- [REQUEST]:
For the listing below, give the count of lines containing the string "body" and nothing else.
+++ TASK INPUT +++
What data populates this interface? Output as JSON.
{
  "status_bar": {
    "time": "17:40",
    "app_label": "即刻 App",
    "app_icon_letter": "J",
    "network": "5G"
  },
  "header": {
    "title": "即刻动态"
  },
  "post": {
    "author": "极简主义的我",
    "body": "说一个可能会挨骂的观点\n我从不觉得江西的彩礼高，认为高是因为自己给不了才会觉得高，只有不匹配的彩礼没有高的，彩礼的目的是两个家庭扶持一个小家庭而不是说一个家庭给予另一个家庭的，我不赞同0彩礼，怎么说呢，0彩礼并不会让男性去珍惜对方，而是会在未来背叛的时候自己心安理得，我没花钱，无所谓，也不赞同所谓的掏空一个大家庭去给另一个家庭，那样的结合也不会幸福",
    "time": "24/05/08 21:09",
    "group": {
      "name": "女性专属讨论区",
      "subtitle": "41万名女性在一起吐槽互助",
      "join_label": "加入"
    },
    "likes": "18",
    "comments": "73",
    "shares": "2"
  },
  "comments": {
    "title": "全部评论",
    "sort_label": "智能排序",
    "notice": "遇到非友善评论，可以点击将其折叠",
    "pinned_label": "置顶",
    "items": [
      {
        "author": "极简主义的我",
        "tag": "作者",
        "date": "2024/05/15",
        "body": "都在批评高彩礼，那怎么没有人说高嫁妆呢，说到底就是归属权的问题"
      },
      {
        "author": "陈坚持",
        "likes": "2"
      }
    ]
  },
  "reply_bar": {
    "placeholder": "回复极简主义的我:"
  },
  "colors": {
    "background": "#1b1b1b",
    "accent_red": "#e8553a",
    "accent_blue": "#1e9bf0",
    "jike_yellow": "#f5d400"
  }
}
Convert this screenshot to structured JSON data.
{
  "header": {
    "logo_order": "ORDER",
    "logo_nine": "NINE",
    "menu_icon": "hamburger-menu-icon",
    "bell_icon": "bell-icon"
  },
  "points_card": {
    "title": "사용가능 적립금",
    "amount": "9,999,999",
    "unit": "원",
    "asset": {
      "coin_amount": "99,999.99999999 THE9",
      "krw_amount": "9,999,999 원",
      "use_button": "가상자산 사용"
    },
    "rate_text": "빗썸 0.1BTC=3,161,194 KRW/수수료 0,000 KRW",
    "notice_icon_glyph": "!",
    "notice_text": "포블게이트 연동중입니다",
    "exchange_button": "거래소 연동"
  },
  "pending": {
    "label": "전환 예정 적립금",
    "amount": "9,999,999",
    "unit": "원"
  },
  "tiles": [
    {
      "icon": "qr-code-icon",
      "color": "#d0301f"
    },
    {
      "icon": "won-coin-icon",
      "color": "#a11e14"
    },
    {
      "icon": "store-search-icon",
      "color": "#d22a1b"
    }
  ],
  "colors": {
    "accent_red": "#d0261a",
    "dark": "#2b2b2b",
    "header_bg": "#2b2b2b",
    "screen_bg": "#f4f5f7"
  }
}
+++
- [FULL SOLUTION]:
2